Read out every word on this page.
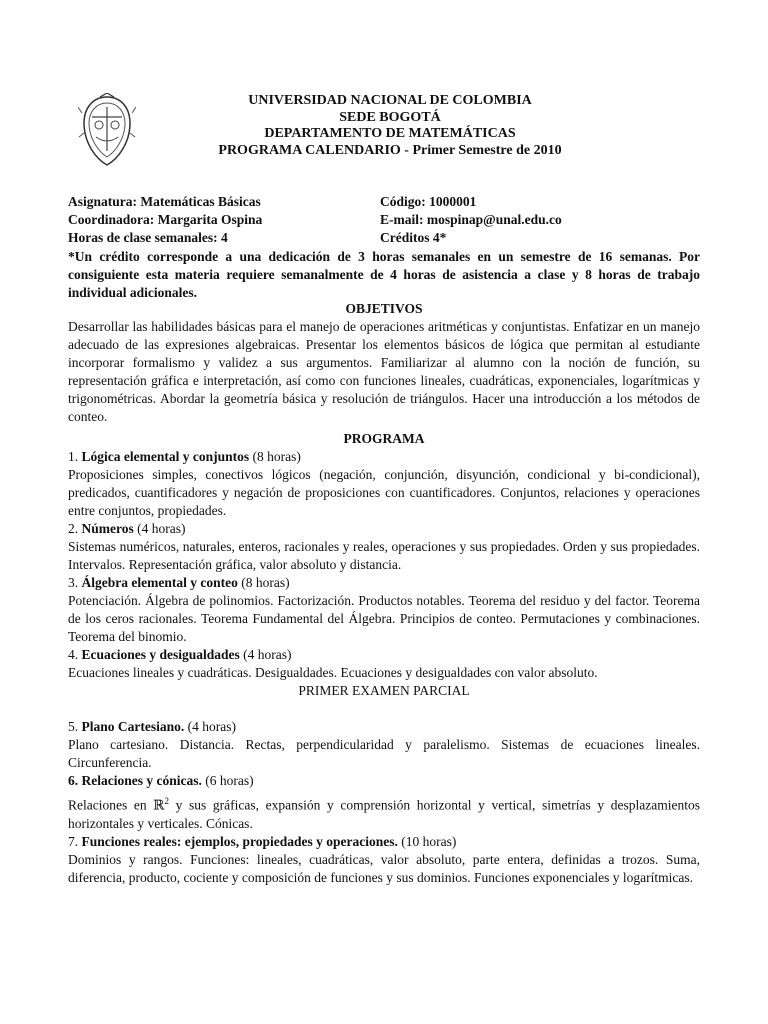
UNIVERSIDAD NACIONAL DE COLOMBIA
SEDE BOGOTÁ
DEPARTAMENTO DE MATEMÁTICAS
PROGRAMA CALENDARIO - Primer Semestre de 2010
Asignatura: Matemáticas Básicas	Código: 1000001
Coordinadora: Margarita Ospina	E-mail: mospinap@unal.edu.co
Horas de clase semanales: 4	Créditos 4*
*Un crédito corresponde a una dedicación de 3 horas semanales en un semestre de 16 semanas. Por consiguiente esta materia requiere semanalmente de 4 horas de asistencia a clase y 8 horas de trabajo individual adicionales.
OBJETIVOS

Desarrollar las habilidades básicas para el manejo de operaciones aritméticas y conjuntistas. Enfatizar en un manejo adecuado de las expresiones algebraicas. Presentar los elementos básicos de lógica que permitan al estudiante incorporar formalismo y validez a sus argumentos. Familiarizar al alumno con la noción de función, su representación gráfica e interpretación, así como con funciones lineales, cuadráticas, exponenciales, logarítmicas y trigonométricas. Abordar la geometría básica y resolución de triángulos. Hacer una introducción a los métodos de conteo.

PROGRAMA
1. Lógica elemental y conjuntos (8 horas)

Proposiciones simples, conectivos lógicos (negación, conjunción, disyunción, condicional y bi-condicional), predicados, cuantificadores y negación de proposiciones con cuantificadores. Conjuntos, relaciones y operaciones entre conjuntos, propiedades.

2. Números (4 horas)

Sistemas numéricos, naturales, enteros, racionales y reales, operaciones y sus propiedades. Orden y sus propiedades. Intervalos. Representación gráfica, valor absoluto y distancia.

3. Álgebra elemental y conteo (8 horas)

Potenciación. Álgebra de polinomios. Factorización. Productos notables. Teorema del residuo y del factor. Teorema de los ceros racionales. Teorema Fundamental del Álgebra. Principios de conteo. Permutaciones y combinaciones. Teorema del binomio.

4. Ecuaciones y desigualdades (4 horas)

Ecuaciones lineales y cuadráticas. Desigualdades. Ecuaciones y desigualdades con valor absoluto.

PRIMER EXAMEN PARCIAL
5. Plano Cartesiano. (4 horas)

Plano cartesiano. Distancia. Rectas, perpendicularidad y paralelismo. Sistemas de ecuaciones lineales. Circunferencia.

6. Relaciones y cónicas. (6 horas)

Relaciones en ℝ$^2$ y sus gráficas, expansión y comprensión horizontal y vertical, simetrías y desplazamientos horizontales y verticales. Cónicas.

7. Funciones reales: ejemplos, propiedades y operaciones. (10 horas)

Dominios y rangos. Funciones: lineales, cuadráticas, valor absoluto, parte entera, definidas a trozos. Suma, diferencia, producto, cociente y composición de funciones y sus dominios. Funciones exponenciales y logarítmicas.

★ ★ ★ ★ ★ ★ ★

▶ [Problem requirements] Scan the material above and determine how many lines include the word "Plano"; report only the number.

▶ [Complete output] 2